PASSAGE GIVEN
-------
StyleMotif: Multi-Modal Motion Stylization using Style-Content Cross Fusion¶

Conference: ICCV 2025 arXiv: 2503.21775 Code: https://stylemotif.github.io Area: Image Generation Keywords: motion stylization, multi-modal, diffusion model, style-content fusion, motion generation

TL;DR¶

This paper proposes StyleMotif, a single-branch motion latent diffusion framework that unifies content generation and multi-modal style injection (text/image/video/audio/motion) via a style-content cross normalization mechanism. Compared to SMooDi's dual-branch design, StyleMotif reduces trainable parameters by 43.9% and improves inference speed by 22.5%, while achieving a 5.23% gain in Style Recognition Accuracy (SRA).
-------
MATERIAL
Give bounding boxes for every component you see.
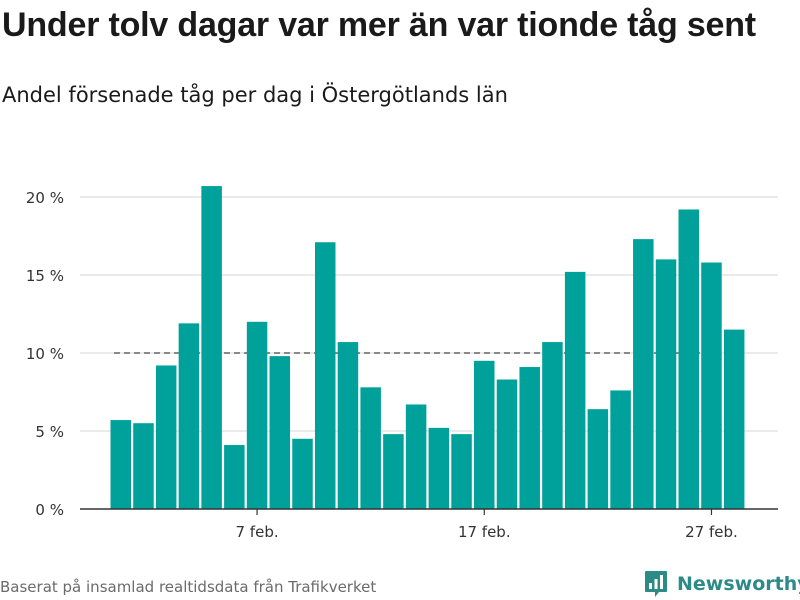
bar xyxy=(723,329,745,509)
y-tick-label: 10 % xyxy=(26,345,64,363)
bar xyxy=(655,259,677,509)
bar xyxy=(496,379,518,509)
bar xyxy=(519,367,540,509)
x-tick-label: 27 feb. xyxy=(685,523,738,541)
bar xyxy=(201,186,222,509)
bar xyxy=(428,427,450,509)
bar xyxy=(701,262,722,509)
bar xyxy=(405,404,427,509)
source-note: Baserat på insamlad realtidsdata från Tr… xyxy=(0,578,377,596)
x-tick-label: 17 feb. xyxy=(458,523,511,541)
bar xyxy=(246,321,268,509)
bar xyxy=(110,420,131,509)
bar xyxy=(542,342,563,509)
bar xyxy=(451,434,472,509)
y-tick-label: 0 % xyxy=(35,501,64,519)
chart-subtitle: Andel försenade tåg per dag i Östergötla… xyxy=(2,83,508,107)
bar xyxy=(383,434,404,509)
bar xyxy=(360,387,381,509)
bar xyxy=(678,209,699,510)
chart-title: Under tolv dagar var mer än var tionde t… xyxy=(2,6,756,44)
y-tick-label: 5 % xyxy=(35,423,64,441)
bar xyxy=(337,342,359,509)
y-tick-label: 15 % xyxy=(26,267,64,285)
y-tick-label: 20 % xyxy=(26,189,64,207)
bar xyxy=(269,356,291,509)
bar xyxy=(178,323,200,509)
bar xyxy=(292,438,313,509)
bar xyxy=(314,242,336,510)
bar xyxy=(587,409,609,509)
newsworthy-logo-icon xyxy=(645,571,667,597)
bar xyxy=(610,390,631,509)
bar xyxy=(633,239,654,509)
x-tick-label: 7 feb. xyxy=(236,523,279,541)
bar xyxy=(474,360,495,509)
bar xyxy=(564,271,586,509)
brand-name: Newsworthy xyxy=(677,573,800,595)
bar xyxy=(155,365,177,509)
bar xyxy=(224,445,245,509)
bar xyxy=(133,423,154,509)
brand-logo[interactable]: Newsworthy xyxy=(644,570,800,598)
-------
REQUIREMENTS
1. In the StyleMotif summary, by what percentage does StyleMotif reduce trainable parameters compared with SMooDi's dual-branch design?
2. State whether each statement agrees with the StyleMotif summary, answering yes or no and quoting the deciding words of the summary. (a) StyleMotif is built on a dual-branch design. (b) The work appears at ICCV 2025. (c) StyleMotif improves inference speed by 43.9%.
3. Reproduce the part of the StyleMotif summary that opens with the words containing "Conference: ICCV 2025" and closes with "Recognition Accuracy (SRA).".

RESPONSES TO THE TASKS
1. 43.9%

2.
(a) No: "a single-branch motion latent diffusion framework"
(b) Yes: "Conference: ICCV 2025"
(c) No: "improves inference speed by 22.5%"

3.
Conference: ICCV 2025 arXiv: 2503.21775 Code: https://stylemotif.github.io Area: Image Generation Keywords: motion stylization, multi-modal, diffusion model, style-content fusion, motion generation

TL;DR¶

This paper proposes StyleMotif, a single-branch motion latent diffusion framework that unifies content generation and multi-modal style injection (text/image/video/audio/motion) via a style-content cross normalization mechanism. Compared to SMooDi's dual-branch design, StyleMotif reduces trainable parameters by 43.9% and improves inference speed by 22.5%, while achieving a 5.23% gain in Style Recognition Accuracy (SRA).